AIM: Beginning at the line containing "Give me the", output every line to the end of the data below exactly as it appears.
= = = = =
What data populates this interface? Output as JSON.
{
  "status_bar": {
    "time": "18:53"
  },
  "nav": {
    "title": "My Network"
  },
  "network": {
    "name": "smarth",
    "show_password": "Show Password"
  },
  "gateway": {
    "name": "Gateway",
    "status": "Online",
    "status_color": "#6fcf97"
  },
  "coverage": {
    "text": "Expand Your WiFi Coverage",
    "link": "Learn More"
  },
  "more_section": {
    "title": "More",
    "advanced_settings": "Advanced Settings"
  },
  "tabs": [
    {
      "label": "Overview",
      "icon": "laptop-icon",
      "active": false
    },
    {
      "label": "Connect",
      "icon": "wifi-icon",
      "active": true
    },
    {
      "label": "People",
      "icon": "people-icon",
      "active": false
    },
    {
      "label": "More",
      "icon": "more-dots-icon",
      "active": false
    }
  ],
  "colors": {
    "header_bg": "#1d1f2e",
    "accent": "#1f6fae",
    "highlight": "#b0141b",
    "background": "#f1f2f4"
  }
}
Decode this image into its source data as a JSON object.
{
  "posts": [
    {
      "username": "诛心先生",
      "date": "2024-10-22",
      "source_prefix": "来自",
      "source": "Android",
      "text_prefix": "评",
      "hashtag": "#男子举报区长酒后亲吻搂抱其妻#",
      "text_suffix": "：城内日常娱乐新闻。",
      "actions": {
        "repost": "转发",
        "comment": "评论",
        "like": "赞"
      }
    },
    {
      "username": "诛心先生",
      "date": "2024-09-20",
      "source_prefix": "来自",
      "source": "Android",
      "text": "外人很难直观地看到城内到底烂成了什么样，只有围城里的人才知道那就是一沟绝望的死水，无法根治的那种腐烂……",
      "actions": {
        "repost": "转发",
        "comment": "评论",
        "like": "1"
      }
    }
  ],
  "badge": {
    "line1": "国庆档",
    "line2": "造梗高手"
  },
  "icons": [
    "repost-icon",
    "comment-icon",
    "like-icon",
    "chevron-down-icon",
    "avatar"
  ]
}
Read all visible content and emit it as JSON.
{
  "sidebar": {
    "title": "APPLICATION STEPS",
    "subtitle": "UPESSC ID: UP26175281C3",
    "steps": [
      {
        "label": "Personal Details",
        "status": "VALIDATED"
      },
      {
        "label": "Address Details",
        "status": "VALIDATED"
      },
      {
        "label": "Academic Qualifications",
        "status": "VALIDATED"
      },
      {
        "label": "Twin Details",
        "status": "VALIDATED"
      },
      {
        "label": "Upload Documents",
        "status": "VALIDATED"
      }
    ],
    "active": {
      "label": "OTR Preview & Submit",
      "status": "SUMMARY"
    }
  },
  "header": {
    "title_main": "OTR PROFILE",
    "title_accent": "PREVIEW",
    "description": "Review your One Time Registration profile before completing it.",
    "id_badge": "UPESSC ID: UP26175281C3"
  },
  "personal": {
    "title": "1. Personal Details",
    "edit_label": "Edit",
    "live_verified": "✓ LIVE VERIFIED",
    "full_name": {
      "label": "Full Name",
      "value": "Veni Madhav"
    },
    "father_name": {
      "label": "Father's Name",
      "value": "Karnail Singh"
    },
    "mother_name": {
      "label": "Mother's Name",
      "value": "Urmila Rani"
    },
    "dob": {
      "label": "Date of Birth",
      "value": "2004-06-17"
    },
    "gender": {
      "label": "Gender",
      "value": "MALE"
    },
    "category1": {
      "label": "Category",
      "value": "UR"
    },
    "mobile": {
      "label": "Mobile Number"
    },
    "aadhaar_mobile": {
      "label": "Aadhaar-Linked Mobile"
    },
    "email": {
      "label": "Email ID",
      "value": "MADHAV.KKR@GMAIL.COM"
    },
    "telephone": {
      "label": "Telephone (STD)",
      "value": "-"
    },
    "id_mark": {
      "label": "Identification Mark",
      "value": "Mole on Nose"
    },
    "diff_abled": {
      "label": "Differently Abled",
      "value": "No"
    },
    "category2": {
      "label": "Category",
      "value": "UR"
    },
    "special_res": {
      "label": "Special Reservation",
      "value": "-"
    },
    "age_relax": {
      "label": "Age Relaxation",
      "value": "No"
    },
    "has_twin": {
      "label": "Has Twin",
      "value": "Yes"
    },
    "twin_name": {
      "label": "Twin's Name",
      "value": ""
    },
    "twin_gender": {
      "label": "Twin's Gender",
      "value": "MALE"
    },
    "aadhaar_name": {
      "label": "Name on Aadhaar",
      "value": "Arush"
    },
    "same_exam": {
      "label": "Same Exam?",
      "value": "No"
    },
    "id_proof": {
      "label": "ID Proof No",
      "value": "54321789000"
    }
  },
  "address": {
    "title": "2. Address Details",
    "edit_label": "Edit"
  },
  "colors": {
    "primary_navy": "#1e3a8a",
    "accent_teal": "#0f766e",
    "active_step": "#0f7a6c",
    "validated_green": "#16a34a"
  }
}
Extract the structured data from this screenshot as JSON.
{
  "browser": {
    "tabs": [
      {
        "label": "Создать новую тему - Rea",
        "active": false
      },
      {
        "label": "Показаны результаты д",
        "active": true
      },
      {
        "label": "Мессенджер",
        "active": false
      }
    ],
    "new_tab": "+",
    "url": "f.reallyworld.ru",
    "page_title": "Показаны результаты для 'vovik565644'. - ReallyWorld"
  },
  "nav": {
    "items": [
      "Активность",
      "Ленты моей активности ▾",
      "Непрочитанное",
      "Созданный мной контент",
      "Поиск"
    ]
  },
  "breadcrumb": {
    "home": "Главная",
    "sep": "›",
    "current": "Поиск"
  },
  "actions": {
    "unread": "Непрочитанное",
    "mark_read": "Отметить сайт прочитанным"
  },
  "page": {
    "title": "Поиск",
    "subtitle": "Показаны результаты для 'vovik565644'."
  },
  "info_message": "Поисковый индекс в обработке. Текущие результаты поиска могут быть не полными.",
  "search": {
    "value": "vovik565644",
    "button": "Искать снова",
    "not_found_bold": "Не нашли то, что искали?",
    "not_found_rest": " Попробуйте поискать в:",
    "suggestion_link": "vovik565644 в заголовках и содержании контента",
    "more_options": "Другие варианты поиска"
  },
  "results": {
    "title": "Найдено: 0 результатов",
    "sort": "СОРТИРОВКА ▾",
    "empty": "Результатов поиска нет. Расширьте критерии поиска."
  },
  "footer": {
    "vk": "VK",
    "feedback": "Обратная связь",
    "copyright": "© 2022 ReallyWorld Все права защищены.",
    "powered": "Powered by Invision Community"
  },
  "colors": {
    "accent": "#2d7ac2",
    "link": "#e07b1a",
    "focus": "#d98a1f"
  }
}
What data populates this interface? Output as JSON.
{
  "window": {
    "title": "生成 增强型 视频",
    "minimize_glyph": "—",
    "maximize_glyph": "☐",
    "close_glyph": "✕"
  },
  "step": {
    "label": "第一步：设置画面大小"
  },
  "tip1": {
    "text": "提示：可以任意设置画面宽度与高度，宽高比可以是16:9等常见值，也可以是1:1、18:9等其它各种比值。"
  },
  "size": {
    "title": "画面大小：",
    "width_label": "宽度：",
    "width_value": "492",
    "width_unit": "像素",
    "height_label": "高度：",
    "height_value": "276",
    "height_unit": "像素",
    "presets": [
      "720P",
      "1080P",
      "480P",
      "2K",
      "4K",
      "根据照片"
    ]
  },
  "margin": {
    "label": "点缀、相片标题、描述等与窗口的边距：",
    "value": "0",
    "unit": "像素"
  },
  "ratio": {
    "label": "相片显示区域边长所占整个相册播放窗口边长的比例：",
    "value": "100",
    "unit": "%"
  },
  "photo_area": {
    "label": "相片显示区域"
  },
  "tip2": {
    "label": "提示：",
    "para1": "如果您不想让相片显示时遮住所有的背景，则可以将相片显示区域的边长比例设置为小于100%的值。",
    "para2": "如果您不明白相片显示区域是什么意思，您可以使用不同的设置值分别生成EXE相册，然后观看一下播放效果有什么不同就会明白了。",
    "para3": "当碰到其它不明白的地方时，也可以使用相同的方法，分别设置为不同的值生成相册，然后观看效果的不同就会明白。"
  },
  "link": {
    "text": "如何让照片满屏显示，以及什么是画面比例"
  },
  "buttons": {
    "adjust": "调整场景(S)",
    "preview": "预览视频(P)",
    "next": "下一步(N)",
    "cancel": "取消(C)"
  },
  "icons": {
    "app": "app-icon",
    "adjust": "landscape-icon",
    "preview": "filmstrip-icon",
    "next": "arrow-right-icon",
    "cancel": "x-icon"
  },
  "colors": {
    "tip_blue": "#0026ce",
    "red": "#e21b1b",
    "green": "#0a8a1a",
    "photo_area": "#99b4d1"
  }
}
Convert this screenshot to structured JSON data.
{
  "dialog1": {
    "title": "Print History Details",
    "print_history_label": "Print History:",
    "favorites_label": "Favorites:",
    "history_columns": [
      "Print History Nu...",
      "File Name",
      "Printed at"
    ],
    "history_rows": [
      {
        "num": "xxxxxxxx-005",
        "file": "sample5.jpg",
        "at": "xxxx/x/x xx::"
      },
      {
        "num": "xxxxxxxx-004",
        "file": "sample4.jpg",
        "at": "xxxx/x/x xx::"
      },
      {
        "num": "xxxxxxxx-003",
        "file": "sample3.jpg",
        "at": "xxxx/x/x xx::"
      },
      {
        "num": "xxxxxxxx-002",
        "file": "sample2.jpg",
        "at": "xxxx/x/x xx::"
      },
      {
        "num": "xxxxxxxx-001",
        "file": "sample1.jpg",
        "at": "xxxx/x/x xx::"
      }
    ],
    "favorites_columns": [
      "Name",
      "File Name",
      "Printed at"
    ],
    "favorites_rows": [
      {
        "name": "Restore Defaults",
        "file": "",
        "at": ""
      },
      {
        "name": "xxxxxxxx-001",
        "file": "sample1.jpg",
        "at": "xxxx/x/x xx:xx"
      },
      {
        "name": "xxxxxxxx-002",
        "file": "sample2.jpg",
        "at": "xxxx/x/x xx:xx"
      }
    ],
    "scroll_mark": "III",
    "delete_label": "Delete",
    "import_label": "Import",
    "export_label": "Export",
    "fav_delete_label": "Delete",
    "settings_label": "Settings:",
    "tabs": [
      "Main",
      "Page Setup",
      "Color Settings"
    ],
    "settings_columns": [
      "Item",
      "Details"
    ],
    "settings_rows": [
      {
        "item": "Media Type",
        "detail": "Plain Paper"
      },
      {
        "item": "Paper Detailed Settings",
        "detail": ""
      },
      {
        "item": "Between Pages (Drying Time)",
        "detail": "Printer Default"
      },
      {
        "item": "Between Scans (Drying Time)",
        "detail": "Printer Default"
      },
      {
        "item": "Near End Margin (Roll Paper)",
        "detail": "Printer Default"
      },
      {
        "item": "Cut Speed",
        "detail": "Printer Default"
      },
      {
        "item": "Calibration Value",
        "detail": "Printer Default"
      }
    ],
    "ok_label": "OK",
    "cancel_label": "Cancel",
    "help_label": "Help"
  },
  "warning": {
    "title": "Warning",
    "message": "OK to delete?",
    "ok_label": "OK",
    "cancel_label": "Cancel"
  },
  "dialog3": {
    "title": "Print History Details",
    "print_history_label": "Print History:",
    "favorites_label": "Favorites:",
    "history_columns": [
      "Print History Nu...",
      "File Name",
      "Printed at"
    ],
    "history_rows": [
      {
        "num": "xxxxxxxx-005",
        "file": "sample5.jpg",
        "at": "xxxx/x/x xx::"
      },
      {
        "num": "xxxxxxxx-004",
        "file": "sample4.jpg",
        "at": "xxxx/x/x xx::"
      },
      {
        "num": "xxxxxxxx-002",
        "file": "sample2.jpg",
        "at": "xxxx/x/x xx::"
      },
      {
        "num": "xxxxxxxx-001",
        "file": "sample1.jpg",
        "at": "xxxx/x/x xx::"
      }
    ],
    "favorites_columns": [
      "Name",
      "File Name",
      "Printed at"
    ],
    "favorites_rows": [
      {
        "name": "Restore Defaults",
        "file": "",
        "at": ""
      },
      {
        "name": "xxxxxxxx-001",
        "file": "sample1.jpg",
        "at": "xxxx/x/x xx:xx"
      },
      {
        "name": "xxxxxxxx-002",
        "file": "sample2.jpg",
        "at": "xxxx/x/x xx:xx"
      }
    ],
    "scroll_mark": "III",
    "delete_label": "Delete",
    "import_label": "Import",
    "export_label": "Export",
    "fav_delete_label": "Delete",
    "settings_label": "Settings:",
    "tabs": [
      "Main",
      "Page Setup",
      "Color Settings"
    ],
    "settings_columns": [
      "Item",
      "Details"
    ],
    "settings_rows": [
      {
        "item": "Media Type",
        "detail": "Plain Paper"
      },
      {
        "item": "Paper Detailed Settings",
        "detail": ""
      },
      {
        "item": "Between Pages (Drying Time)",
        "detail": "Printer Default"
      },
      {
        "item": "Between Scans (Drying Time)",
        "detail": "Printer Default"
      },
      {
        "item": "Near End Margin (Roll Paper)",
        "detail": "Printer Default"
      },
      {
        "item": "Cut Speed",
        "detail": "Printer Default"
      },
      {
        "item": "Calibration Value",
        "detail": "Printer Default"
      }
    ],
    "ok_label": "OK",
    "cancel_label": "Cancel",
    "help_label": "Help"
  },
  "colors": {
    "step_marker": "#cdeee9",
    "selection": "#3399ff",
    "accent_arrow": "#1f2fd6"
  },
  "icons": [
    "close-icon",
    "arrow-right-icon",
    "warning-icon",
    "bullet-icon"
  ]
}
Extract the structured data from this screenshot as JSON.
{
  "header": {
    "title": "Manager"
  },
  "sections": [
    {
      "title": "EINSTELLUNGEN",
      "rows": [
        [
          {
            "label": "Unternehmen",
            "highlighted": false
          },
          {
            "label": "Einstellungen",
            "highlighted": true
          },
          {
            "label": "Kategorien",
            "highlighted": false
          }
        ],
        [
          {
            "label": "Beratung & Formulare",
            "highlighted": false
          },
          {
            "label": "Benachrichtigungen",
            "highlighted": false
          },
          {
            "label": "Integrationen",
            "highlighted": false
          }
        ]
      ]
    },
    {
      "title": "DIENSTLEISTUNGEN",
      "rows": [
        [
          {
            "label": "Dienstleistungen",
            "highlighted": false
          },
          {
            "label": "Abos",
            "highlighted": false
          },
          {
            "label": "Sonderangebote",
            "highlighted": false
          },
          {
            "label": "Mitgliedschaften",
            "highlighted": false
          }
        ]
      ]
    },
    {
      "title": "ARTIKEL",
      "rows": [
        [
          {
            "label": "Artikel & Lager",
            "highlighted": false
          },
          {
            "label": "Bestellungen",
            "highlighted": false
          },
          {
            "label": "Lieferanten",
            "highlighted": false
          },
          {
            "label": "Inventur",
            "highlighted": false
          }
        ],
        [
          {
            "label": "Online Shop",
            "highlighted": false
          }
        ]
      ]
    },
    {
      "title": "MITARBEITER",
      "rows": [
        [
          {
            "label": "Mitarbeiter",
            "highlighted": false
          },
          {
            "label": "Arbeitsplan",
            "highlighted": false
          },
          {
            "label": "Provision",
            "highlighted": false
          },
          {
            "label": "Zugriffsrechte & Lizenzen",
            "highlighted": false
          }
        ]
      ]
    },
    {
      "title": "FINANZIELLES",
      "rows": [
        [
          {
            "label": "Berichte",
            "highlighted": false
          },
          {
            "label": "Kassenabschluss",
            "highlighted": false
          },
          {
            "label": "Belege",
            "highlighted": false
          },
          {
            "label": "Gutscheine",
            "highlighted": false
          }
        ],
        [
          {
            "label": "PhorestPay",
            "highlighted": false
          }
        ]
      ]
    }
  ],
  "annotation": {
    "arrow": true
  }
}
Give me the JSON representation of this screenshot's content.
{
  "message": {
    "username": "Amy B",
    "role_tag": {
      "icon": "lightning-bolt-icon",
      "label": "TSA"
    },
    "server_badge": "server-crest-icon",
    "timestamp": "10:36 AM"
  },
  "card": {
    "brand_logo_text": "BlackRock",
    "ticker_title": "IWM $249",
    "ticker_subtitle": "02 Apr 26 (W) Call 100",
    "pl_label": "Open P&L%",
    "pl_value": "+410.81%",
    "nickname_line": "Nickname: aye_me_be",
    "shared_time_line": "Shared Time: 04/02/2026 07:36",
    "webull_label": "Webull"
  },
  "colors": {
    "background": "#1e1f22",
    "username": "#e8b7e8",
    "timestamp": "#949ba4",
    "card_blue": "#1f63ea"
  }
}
= = = = =
EXPECTED ANSWER:
Give me the JSON representation of this screenshot's content.
{
  "message": {
    "username": "Amy B",
    "role_tag": {
      "icon": "lightning-bolt-icon",
      "label": "TSA"
    },
    "server_badge": "server-crest-icon",
    "timestamp": "10:36 AM"
  },
  "card": {
    "brand_logo_text": "BlackRock",
    "ticker_title": "IWM $249",
    "ticker_subtitle": "02 Apr 26 (W) Call 100",
    "pl_label": "Open P&L%",
    "pl_value": "+410.81%",
    "nickname_line": "Nickname: aye_me_be",
    "shared_time_line": "Shared Time: 04/02/2026 07:36",
    "webull_label": "Webull"
  },
  "colors": {
    "background": "#1e1f22",
    "username": "#e8b7e8",
    "timestamp": "#949ba4",
    "card_blue": "#1f63ea"
  }
}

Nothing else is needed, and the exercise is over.